## start Record set
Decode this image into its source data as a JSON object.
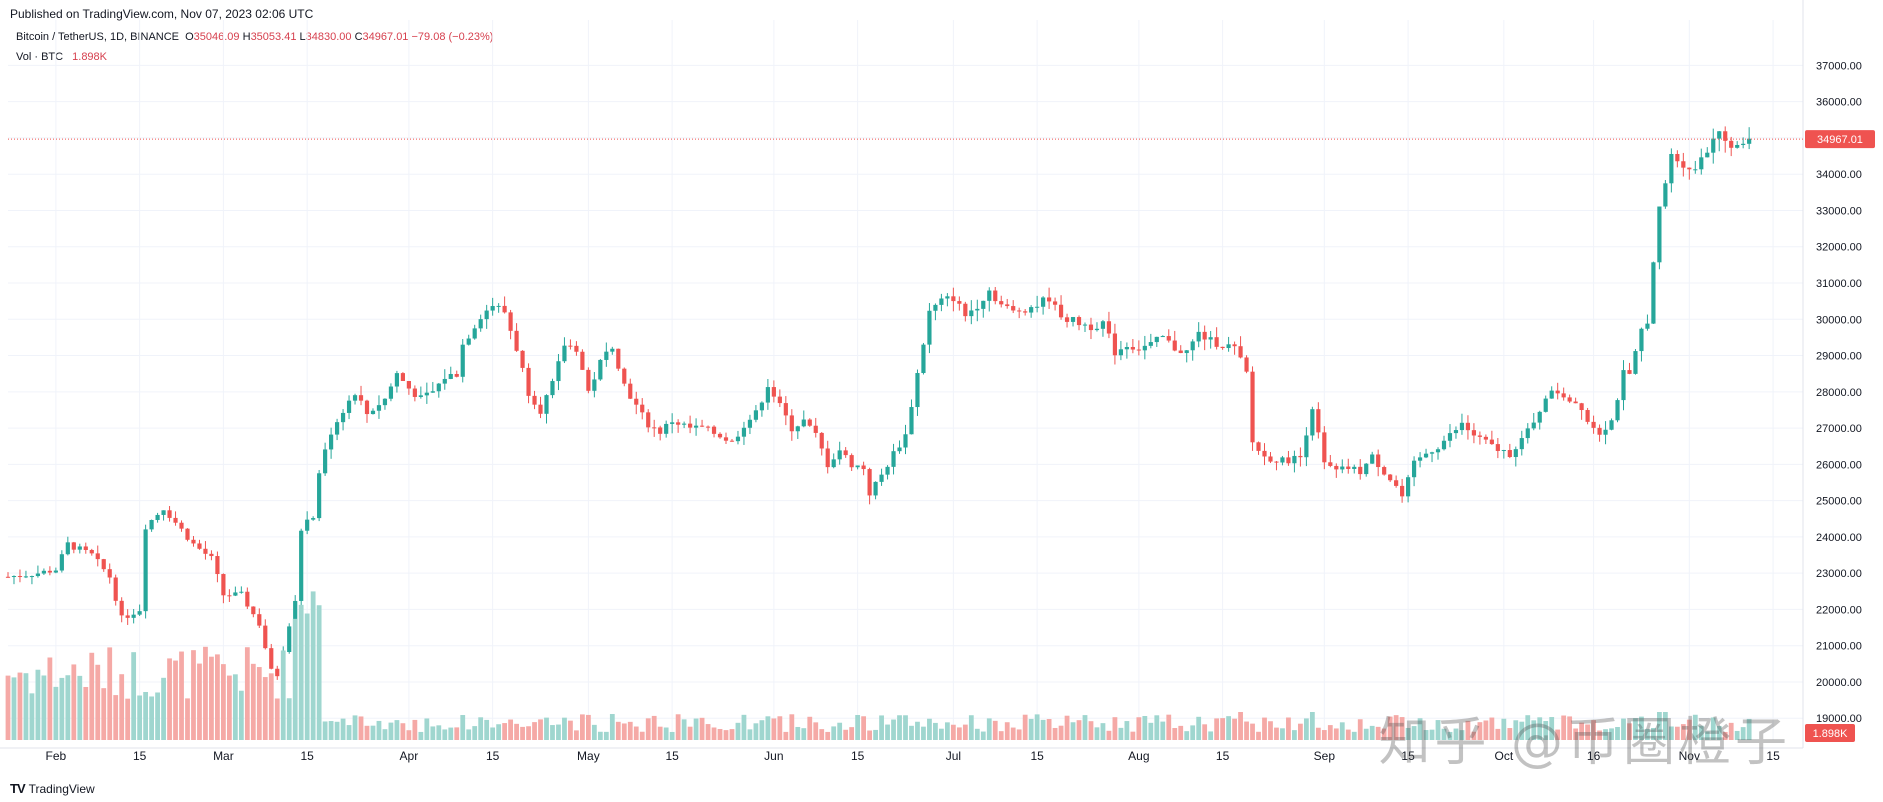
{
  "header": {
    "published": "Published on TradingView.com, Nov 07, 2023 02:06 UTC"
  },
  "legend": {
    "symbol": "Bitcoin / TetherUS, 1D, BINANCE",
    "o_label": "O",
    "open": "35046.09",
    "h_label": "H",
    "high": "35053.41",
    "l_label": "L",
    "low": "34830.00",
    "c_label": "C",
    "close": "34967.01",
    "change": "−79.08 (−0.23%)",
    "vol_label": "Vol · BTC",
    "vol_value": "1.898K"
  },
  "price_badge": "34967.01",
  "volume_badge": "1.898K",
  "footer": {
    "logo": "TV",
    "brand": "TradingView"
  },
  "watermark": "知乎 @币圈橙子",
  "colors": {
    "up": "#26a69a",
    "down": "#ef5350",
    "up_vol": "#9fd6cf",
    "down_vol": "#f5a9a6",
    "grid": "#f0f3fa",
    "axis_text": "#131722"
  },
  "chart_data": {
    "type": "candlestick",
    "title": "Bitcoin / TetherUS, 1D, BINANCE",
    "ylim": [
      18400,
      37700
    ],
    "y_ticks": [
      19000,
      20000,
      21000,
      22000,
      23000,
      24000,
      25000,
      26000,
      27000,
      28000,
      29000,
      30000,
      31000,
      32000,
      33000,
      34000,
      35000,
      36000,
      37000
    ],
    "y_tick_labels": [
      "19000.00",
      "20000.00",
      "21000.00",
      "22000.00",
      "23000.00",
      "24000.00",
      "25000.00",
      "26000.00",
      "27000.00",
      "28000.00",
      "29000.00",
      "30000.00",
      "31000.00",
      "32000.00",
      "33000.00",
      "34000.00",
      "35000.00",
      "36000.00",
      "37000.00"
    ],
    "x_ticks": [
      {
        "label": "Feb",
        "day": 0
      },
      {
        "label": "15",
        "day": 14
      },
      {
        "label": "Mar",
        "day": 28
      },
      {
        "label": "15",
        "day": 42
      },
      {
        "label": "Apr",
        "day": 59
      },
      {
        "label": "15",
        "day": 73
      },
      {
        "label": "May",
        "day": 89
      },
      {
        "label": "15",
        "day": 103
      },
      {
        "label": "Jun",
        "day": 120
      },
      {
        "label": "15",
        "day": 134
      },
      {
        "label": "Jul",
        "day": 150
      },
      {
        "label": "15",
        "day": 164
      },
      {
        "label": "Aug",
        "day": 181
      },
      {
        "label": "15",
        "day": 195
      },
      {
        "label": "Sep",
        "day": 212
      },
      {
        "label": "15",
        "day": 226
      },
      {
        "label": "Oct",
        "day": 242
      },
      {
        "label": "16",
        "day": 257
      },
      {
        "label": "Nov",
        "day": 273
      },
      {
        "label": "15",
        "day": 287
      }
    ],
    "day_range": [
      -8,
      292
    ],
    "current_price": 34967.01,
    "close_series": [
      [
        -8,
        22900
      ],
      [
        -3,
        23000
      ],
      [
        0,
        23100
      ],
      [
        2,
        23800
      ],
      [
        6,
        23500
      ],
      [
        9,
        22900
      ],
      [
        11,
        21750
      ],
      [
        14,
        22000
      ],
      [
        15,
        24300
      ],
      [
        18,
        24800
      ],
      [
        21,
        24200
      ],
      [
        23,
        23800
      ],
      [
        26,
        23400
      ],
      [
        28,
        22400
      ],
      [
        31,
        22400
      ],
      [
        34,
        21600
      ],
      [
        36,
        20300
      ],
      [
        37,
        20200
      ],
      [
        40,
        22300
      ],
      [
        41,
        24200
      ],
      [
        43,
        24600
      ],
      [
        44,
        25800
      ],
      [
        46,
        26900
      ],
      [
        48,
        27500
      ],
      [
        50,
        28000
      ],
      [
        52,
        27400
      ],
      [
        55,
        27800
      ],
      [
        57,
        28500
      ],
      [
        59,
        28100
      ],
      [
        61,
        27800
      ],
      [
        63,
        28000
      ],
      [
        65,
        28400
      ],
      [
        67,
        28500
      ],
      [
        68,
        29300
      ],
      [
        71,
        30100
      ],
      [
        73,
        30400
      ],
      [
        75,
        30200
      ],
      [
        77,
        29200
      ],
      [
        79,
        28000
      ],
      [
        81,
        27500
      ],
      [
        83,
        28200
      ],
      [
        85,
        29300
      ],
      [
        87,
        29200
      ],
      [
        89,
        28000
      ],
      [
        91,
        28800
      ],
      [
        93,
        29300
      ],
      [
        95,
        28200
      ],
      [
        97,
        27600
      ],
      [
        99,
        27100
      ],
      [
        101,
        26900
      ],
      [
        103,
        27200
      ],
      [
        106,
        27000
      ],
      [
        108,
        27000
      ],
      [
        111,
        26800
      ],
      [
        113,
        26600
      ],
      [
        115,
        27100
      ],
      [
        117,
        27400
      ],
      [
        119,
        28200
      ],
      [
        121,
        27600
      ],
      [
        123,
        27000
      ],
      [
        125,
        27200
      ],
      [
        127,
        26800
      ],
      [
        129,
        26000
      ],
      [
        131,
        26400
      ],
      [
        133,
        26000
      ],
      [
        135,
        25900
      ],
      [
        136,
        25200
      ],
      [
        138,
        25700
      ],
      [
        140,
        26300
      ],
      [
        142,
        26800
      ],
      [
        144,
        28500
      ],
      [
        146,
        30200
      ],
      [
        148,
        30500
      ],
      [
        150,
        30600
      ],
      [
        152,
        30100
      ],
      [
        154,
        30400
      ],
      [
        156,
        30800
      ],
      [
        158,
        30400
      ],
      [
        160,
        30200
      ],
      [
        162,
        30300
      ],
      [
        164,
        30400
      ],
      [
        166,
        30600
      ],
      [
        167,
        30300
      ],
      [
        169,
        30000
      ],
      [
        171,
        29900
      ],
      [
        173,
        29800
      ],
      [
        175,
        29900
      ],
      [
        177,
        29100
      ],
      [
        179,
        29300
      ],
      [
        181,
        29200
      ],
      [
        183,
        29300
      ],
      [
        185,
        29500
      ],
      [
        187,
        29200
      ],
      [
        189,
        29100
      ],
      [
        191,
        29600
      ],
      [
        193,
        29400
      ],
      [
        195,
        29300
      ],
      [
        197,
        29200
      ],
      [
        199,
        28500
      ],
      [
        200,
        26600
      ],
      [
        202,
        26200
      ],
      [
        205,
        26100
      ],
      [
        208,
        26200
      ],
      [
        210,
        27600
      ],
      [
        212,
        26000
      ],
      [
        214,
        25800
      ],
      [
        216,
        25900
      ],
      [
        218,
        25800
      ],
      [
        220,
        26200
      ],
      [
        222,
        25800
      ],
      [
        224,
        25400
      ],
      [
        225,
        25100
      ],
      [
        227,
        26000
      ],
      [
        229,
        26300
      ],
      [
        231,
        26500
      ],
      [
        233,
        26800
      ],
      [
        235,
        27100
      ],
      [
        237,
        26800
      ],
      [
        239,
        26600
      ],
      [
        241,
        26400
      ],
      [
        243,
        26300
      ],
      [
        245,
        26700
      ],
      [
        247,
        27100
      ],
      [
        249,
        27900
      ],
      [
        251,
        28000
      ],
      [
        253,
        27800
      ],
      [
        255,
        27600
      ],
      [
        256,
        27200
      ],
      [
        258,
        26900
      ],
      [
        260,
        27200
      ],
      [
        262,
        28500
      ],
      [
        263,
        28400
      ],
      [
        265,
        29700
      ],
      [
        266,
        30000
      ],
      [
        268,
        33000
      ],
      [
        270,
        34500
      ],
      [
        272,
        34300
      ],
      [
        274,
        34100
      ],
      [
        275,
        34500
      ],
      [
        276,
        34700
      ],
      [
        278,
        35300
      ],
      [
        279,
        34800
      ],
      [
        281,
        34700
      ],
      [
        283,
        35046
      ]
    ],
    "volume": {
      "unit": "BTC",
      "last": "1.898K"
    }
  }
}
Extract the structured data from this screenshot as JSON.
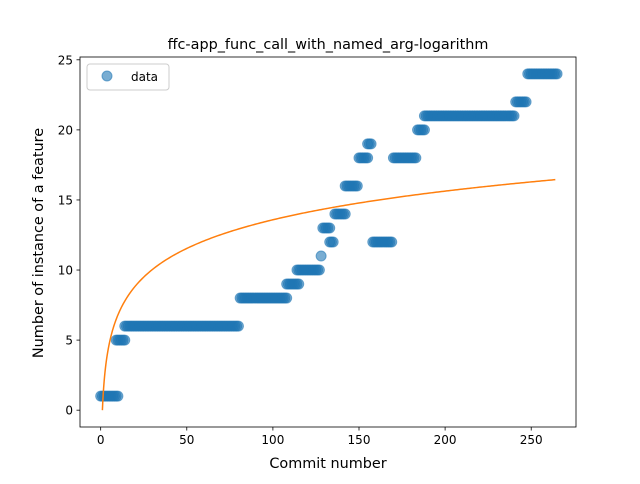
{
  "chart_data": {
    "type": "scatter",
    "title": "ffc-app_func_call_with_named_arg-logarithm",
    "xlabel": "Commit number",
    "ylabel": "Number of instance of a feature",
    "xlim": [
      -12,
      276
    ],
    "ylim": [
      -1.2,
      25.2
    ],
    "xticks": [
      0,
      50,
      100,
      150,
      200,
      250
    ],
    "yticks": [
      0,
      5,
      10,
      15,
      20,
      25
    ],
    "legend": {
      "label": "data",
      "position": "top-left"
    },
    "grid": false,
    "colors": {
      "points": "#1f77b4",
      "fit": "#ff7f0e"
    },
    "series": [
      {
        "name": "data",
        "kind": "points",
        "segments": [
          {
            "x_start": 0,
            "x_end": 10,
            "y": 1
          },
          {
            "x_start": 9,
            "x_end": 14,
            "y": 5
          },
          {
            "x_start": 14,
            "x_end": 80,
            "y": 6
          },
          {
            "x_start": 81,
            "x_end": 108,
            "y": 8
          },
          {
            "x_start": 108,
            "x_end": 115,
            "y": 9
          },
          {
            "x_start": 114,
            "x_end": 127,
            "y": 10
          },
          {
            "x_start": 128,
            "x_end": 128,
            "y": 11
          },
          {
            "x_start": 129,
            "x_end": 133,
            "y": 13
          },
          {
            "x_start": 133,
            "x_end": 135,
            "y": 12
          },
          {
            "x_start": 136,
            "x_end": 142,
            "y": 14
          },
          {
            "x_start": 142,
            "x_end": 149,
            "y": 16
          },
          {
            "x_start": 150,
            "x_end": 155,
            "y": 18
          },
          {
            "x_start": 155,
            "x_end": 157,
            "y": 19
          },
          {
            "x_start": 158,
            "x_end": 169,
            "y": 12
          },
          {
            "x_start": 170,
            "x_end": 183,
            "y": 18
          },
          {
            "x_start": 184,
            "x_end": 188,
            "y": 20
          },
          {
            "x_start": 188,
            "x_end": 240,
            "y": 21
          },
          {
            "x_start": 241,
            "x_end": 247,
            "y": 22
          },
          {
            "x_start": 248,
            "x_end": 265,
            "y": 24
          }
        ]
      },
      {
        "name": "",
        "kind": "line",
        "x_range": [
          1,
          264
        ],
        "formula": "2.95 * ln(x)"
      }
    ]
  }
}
## end Record set
◆ **Problem**: Pull every line containing "JSON" from the material above.

◆ **Final result**:
Decode this image into its source data as a JSON object.
Extract the structured data from this screenshot as JSON.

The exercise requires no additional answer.